§ **To be done**:
Your reply should be one number: the count of lines holding the word "наличии".

# start of Data lines

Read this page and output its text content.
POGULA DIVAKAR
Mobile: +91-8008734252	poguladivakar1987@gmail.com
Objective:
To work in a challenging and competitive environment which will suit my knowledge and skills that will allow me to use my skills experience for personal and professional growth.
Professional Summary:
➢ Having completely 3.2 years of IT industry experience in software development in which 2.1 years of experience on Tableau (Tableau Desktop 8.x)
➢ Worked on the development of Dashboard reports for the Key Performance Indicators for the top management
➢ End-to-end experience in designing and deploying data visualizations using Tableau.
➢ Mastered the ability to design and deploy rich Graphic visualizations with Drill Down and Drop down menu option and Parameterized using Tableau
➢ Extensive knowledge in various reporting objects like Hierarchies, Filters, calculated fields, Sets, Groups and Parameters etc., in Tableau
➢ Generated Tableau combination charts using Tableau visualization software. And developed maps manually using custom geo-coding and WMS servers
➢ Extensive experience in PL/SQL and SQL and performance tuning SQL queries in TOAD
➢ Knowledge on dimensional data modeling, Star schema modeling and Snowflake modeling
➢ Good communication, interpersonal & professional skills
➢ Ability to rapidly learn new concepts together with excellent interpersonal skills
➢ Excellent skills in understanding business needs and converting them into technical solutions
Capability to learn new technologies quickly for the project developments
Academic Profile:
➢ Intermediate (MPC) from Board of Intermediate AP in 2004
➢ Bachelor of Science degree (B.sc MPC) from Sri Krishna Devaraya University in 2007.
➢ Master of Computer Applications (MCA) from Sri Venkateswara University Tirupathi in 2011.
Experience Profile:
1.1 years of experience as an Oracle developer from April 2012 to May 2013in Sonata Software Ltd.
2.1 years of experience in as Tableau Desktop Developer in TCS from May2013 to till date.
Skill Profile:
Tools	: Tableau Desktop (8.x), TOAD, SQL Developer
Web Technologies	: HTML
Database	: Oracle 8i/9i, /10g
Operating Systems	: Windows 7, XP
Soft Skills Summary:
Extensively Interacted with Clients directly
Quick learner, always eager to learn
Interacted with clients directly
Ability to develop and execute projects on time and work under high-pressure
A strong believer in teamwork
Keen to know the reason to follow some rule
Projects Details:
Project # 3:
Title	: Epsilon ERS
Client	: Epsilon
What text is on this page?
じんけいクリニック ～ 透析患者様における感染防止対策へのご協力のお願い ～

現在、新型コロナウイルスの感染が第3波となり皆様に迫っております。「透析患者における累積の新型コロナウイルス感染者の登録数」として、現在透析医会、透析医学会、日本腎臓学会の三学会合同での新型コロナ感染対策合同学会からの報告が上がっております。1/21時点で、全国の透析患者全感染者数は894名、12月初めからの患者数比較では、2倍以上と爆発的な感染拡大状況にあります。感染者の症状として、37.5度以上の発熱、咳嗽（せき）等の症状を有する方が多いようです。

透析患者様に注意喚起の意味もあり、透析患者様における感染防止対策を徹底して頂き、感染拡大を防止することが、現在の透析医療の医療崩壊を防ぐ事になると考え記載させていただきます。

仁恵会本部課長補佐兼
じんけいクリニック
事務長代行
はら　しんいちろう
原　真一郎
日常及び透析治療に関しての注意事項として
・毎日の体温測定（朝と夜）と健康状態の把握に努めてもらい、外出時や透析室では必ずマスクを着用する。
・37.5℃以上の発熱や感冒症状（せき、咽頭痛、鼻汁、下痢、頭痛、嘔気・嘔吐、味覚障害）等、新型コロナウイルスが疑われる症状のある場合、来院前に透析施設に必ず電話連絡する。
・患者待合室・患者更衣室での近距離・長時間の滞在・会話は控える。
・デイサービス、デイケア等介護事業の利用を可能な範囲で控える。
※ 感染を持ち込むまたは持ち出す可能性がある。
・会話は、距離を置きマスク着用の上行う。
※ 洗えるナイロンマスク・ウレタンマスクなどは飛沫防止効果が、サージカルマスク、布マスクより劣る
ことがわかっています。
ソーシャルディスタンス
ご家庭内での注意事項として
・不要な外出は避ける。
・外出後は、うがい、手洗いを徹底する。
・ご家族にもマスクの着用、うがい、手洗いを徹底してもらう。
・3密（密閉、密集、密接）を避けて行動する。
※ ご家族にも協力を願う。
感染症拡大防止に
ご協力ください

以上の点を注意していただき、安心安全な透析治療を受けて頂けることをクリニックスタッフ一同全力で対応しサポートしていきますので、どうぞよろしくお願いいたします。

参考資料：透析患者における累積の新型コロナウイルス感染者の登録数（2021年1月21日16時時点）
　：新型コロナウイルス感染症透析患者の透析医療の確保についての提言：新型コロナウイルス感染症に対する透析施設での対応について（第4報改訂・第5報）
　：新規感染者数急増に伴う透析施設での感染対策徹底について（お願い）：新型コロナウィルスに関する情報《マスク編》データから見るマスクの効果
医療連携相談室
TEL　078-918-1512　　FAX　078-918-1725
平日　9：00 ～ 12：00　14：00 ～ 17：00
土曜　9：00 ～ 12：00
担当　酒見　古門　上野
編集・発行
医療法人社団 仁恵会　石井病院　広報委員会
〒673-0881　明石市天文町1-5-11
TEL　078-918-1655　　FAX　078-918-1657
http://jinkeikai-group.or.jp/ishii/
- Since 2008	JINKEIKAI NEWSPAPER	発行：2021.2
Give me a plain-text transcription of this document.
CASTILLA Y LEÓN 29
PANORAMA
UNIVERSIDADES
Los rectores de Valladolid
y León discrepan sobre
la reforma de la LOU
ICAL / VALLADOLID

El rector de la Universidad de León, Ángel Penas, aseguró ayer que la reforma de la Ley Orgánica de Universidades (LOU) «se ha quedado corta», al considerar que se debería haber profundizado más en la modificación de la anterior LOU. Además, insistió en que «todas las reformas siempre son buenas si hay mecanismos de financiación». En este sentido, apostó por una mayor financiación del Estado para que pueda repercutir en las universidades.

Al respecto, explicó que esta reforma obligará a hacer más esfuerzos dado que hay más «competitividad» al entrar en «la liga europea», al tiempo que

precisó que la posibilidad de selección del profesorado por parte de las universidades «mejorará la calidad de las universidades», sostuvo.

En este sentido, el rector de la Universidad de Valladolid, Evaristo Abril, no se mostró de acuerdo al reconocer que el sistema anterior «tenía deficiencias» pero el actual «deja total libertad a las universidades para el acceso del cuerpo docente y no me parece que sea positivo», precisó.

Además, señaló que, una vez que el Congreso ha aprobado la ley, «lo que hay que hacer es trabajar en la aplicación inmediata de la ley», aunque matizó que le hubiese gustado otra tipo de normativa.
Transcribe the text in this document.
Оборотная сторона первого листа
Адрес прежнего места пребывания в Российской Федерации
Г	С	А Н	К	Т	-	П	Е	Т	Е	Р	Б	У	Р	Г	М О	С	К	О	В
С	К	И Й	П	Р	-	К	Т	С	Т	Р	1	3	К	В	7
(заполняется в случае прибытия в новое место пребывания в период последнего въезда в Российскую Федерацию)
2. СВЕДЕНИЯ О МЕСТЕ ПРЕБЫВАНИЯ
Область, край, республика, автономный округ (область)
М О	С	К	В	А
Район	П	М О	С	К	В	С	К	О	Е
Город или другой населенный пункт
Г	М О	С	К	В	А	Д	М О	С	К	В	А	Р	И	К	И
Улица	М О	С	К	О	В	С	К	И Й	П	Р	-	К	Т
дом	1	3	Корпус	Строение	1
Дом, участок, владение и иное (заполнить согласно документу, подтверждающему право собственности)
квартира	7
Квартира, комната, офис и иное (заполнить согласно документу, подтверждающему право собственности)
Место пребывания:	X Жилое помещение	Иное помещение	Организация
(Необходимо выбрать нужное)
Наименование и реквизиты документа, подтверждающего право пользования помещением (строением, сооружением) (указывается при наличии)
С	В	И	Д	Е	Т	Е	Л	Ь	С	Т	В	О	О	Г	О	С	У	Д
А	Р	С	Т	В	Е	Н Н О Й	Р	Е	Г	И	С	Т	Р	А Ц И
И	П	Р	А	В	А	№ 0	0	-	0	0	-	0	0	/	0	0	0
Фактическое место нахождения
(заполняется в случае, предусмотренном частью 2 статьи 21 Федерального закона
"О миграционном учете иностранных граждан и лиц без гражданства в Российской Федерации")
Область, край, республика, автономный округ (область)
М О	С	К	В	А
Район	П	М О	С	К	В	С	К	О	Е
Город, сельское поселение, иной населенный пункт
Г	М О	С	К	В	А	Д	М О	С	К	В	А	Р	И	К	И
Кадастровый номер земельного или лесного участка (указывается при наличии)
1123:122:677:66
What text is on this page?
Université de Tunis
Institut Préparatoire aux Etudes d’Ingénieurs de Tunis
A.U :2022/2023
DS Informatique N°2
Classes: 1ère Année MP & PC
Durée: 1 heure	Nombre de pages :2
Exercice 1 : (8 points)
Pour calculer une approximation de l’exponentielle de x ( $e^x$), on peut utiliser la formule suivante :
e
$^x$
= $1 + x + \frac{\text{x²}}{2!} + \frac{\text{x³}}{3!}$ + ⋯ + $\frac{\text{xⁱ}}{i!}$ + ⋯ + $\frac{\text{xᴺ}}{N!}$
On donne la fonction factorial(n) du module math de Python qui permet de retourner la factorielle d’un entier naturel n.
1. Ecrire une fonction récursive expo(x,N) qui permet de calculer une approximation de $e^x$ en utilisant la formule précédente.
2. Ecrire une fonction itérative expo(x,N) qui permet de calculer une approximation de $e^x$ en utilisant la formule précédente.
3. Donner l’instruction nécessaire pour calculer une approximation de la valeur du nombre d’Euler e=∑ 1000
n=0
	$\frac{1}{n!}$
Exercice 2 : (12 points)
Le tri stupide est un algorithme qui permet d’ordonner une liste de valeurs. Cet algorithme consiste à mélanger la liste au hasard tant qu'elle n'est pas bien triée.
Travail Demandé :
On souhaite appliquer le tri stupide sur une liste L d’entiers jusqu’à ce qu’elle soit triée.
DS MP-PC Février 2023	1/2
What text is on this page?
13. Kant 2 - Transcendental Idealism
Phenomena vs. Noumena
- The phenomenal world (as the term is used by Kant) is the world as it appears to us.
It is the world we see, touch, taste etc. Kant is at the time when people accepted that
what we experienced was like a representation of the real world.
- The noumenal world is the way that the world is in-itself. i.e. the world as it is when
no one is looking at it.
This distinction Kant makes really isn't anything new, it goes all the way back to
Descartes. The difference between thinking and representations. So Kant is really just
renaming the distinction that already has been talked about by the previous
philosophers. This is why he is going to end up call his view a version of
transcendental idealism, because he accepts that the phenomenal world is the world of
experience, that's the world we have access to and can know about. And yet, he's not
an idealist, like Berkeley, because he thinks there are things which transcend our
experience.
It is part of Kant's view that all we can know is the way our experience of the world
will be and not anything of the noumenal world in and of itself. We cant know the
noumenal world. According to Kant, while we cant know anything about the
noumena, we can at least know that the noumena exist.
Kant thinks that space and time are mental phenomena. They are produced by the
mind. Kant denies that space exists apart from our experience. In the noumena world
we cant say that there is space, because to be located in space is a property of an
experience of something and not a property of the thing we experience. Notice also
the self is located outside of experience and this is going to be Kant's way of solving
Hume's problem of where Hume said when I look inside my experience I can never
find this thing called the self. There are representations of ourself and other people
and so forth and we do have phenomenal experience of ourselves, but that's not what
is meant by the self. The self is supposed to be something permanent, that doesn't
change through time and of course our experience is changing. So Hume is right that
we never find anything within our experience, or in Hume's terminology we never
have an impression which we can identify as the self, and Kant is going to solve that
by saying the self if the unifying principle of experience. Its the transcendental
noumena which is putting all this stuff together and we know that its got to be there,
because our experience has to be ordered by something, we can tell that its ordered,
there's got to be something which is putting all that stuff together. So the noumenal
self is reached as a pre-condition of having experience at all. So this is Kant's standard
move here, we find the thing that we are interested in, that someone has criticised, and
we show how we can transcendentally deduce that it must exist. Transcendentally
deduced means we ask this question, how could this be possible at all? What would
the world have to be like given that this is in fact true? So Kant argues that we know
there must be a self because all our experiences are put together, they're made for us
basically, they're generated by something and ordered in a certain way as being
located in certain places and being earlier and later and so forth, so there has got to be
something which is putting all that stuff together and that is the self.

# end of Data lines

§ **Final answer**:
2